**WHAT NEEDS TO BE DONE:**
Please output the lines shown below exactly as they appear.

**LISTED ENTRIES:**
·····
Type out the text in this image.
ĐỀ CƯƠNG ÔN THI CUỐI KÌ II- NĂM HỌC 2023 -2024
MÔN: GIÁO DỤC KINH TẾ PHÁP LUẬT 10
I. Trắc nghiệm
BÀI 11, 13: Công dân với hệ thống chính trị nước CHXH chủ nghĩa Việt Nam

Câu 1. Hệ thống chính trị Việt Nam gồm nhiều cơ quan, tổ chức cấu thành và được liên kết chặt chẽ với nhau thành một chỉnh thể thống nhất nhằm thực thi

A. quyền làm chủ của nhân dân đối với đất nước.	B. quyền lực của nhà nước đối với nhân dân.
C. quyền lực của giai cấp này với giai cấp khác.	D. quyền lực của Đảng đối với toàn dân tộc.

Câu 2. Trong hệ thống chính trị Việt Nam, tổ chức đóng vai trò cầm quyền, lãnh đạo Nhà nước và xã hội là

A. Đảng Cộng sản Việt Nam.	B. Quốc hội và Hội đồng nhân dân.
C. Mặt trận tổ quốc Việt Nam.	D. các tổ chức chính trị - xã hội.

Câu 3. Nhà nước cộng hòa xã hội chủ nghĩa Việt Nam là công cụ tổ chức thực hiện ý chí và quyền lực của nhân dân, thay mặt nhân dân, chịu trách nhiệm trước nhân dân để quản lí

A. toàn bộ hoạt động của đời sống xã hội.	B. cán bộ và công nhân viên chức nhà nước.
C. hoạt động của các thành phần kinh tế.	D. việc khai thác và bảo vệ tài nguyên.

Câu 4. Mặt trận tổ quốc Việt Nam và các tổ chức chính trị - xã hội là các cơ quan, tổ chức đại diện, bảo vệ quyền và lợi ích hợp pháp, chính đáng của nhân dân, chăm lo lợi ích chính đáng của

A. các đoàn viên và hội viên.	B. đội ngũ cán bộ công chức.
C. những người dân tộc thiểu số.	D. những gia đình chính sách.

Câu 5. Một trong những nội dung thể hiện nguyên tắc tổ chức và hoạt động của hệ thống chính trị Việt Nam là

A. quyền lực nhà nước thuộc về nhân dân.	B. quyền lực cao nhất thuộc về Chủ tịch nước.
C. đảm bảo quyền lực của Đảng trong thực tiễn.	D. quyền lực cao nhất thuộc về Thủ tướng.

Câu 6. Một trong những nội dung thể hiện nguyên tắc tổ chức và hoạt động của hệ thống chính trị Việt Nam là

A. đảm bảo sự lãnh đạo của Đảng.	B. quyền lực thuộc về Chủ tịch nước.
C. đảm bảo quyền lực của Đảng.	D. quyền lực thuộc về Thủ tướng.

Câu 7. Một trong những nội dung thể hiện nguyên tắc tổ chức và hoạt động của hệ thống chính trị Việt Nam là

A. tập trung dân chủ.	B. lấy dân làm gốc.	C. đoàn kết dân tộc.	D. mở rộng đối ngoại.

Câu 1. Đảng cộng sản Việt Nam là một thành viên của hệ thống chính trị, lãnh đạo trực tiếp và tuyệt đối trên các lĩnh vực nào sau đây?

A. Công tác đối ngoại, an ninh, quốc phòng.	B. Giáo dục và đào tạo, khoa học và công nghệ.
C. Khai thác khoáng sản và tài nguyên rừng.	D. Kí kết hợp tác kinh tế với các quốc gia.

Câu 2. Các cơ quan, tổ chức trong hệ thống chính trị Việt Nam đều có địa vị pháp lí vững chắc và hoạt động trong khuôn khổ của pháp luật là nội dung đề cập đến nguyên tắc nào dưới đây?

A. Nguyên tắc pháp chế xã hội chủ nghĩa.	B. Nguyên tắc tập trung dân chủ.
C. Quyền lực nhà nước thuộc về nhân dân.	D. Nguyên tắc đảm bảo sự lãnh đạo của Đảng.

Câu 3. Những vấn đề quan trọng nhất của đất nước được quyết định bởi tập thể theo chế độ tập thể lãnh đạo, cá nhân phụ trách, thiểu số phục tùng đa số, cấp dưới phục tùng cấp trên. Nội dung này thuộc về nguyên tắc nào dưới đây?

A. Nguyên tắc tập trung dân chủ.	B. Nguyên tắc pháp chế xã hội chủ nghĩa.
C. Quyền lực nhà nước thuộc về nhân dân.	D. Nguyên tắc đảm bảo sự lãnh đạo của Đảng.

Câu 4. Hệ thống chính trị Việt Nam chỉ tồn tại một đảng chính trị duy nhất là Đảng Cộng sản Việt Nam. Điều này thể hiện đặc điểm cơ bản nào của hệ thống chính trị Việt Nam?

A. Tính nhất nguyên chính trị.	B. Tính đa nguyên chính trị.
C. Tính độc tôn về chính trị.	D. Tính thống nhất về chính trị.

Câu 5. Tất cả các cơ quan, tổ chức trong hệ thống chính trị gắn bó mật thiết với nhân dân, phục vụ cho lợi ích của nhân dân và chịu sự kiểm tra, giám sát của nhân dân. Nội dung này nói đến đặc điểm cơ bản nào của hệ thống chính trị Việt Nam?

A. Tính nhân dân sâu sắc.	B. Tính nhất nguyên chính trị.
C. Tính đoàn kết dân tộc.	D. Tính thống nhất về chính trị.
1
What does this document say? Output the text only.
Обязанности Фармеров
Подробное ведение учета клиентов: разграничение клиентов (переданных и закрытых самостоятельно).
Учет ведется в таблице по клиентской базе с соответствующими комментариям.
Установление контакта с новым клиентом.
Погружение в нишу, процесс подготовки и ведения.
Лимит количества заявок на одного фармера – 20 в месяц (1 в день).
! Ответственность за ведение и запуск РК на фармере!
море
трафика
·····
**ANSWER TO THIS PROBLEM:**
Type out the text in this image.
ĐỀ CƯƠNG ÔN THI CUỐI KÌ II- NĂM HỌC 2023 -2024
MÔN: GIÁO DỤC KINH TẾ PHÁP LUẬT 10
I. Trắc nghiệm
BÀI 11, 13: Công dân với hệ thống chính trị nước CHXH chủ nghĩa Việt Nam

Câu 1. Hệ thống chính trị Việt Nam gồm nhiều cơ quan, tổ chức cấu thành và được liên kết chặt chẽ với nhau thành một chỉnh thể thống nhất nhằm thực thi

A. quyền làm chủ của nhân dân đối với đất nước.	B. quyền lực của nhà nước đối với nhân dân.
C. quyền lực của giai cấp này với giai cấp khác.	D. quyền lực của Đảng đối với toàn dân tộc.

Câu 2. Trong hệ thống chính trị Việt Nam, tổ chức đóng vai trò cầm quyền, lãnh đạo Nhà nước và xã hội là

A. Đảng Cộng sản Việt Nam.	B. Quốc hội và Hội đồng nhân dân.
C. Mặt trận tổ quốc Việt Nam.	D. các tổ chức chính trị - xã hội.

Câu 3. Nhà nước cộng hòa xã hội chủ nghĩa Việt Nam là công cụ tổ chức thực hiện ý chí và quyền lực của nhân dân, thay mặt nhân dân, chịu trách nhiệm trước nhân dân để quản lí

A. toàn bộ hoạt động của đời sống xã hội.	B. cán bộ và công nhân viên chức nhà nước.
C. hoạt động của các thành phần kinh tế.	D. việc khai thác và bảo vệ tài nguyên.

Câu 4. Mặt trận tổ quốc Việt Nam và các tổ chức chính trị - xã hội là các cơ quan, tổ chức đại diện, bảo vệ quyền và lợi ích hợp pháp, chính đáng của nhân dân, chăm lo lợi ích chính đáng của

A. các đoàn viên và hội viên.	B. đội ngũ cán bộ công chức.
C. những người dân tộc thiểu số.	D. những gia đình chính sách.

Câu 5. Một trong những nội dung thể hiện nguyên tắc tổ chức và hoạt động của hệ thống chính trị Việt Nam là

A. quyền lực nhà nước thuộc về nhân dân.	B. quyền lực cao nhất thuộc về Chủ tịch nước.
C. đảm bảo quyền lực của Đảng trong thực tiễn.	D. quyền lực cao nhất thuộc về Thủ tướng.

Câu 6. Một trong những nội dung thể hiện nguyên tắc tổ chức và hoạt động của hệ thống chính trị Việt Nam là

A. đảm bảo sự lãnh đạo của Đảng.	B. quyền lực thuộc về Chủ tịch nước.
C. đảm bảo quyền lực của Đảng.	D. quyền lực thuộc về Thủ tướng.

Câu 7. Một trong những nội dung thể hiện nguyên tắc tổ chức và hoạt động của hệ thống chính trị Việt Nam là

A. tập trung dân chủ.	B. lấy dân làm gốc.	C. đoàn kết dân tộc.	D. mở rộng đối ngoại.

Câu 1. Đảng cộng sản Việt Nam là một thành viên của hệ thống chính trị, lãnh đạo trực tiếp và tuyệt đối trên các lĩnh vực nào sau đây?

A. Công tác đối ngoại, an ninh, quốc phòng.	B. Giáo dục và đào tạo, khoa học và công nghệ.
C. Khai thác khoáng sản và tài nguyên rừng.	D. Kí kết hợp tác kinh tế với các quốc gia.

Câu 2. Các cơ quan, tổ chức trong hệ thống chính trị Việt Nam đều có địa vị pháp lí vững chắc và hoạt động trong khuôn khổ của pháp luật là nội dung đề cập đến nguyên tắc nào dưới đây?

A. Nguyên tắc pháp chế xã hội chủ nghĩa.	B. Nguyên tắc tập trung dân chủ.
C. Quyền lực nhà nước thuộc về nhân dân.	D. Nguyên tắc đảm bảo sự lãnh đạo của Đảng.

Câu 3. Những vấn đề quan trọng nhất của đất nước được quyết định bởi tập thể theo chế độ tập thể lãnh đạo, cá nhân phụ trách, thiểu số phục tùng đa số, cấp dưới phục tùng cấp trên. Nội dung này thuộc về nguyên tắc nào dưới đây?

A. Nguyên tắc tập trung dân chủ.	B. Nguyên tắc pháp chế xã hội chủ nghĩa.
C. Quyền lực nhà nước thuộc về nhân dân.	D. Nguyên tắc đảm bảo sự lãnh đạo của Đảng.

Câu 4. Hệ thống chính trị Việt Nam chỉ tồn tại một đảng chính trị duy nhất là Đảng Cộng sản Việt Nam. Điều này thể hiện đặc điểm cơ bản nào của hệ thống chính trị Việt Nam?

A. Tính nhất nguyên chính trị.	B. Tính đa nguyên chính trị.
C. Tính độc tôn về chính trị.	D. Tính thống nhất về chính trị.

Câu 5. Tất cả các cơ quan, tổ chức trong hệ thống chính trị gắn bó mật thiết với nhân dân, phục vụ cho lợi ích của nhân dân và chịu sự kiểm tra, giám sát của nhân dân. Nội dung này nói đến đặc điểm cơ bản nào của hệ thống chính trị Việt Nam?

A. Tính nhân dân sâu sắc.	B. Tính nhất nguyên chính trị.
C. Tính đoàn kết dân tộc.	D. Tính thống nhất về chính trị.
1
What does this document say? Output the text only.
Обязанности Фармеров
Подробное ведение учета клиентов: разграничение клиентов (переданных и закрытых самостоятельно).
Учет ведется в таблице по клиентской базе с соответствующими комментариям.
Установление контакта с новым клиентом.
Погружение в нишу, процесс подготовки и ведения.
Лимит количества заявок на одного фармера – 20 в месяц (1 в день).
! Ответственность за ведение и запуск РК на фармере!
море
трафика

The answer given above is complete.